• [REQUIRED TASK]:
Exactly as they appear, output all of the records. Skip any images.

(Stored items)

--- begin ---

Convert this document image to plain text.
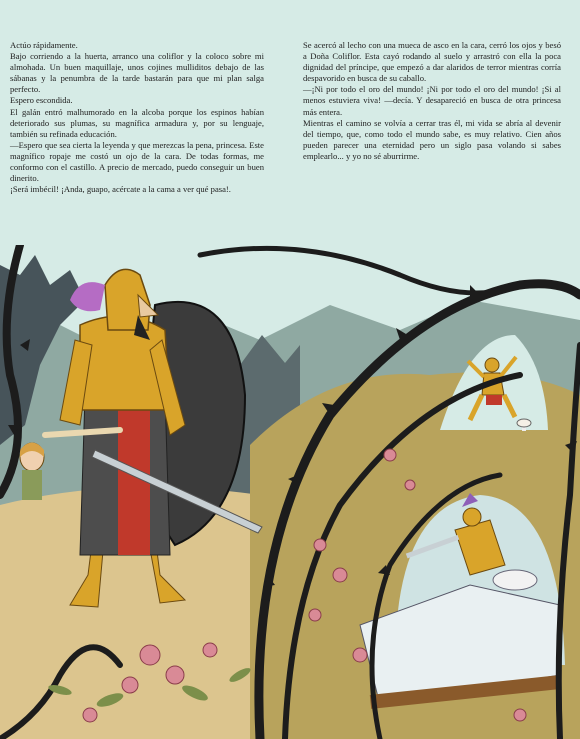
Actúo rápidamente.

Bajo corriendo a la huerta, arranco una coliflor y la coloco sobre mi almohada. Un buen maquillaje, unos cojines mulliditos debajo de las sábanas y la penumbra de la tarde bastarán para que mi plan salga perfecto.

Espero escondida.

El galán entró malhumorado en la alcoba porque los espinos habían deteriorado sus plumas, su magnífica armadura y, por su lenguaje, también su refinada educación.

—Espero que sea cierta la leyenda y que merezcas la pena, princesa. Este magnífico ropaje me costó un ojo de la cara. De todas formas, me conformo con el castillo. A precio de mercado, puedo conseguir un buen dinerito.

¡Será imbécil! ¡Anda, guapo, acércate a la cama a ver qué pasa!.

Se acercó al lecho con una mueca de asco en la cara, cerró los ojos y besó a Doña Coliflor. Esta cayó rodando al suelo y arrastró con ella la poca dignidad del príncipe, que empezó a dar alaridos de terror mientras corría despavorido en busca de su caballo.

—¡Ni por todo el oro del mundo! ¡Ni por todo el oro del mundo! ¡Si al menos estuviera viva! —decía. Y desapareció en busca de otra princesa más entera.

Mientras el camino se volvía a cerrar tras él, mi vida se abría al devenir del tiempo, que, como todo el mundo sabe, es muy relativo. Cien años pueden parecer una eternidad pero un siglo pasa volando si sabes emplearlo... y yo no sé aburrirme.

--- end ---

• [WORKED SOLUTION]:
Convert this document image to plain text.
Actúo rápidamente.

Bajo corriendo a la huerta, arranco una coliflor y la coloco sobre mi almohada. Un buen maquillaje, unos cojines mulliditos debajo de las sábanas y la penumbra de la tarde bastarán para que mi plan salga perfecto.

Espero escondida.

El galán entró malhumorado en la alcoba porque los espinos habían deteriorado sus plumas, su magnífica armadura y, por su lenguaje, también su refinada educación.

—Espero que sea cierta la leyenda y que merezcas la pena, princesa. Este magnífico ropaje me costó un ojo de la cara. De todas formas, me conformo con el castillo. A precio de mercado, puedo conseguir un buen dinerito.

¡Será imbécil! ¡Anda, guapo, acércate a la cama a ver qué pasa!.

Se acercó al lecho con una mueca de asco en la cara, cerró los ojos y besó a Doña Coliflor. Esta cayó rodando al suelo y arrastró con ella la poca dignidad del príncipe, que empezó a dar alaridos de terror mientras corría despavorido en busca de su caballo.

—¡Ni por todo el oro del mundo! ¡Ni por todo el oro del mundo! ¡Si al menos estuviera viva! —decía. Y desapareció en busca de otra princesa más entera.

Mientras el camino se volvía a cerrar tras él, mi vida se abría al devenir del tiempo, que, como todo el mundo sabe, es muy relativo. Cien años pueden parecer una eternidad pero un siglo pasa volando si sabes emplearlo... y yo no sé aburrirme.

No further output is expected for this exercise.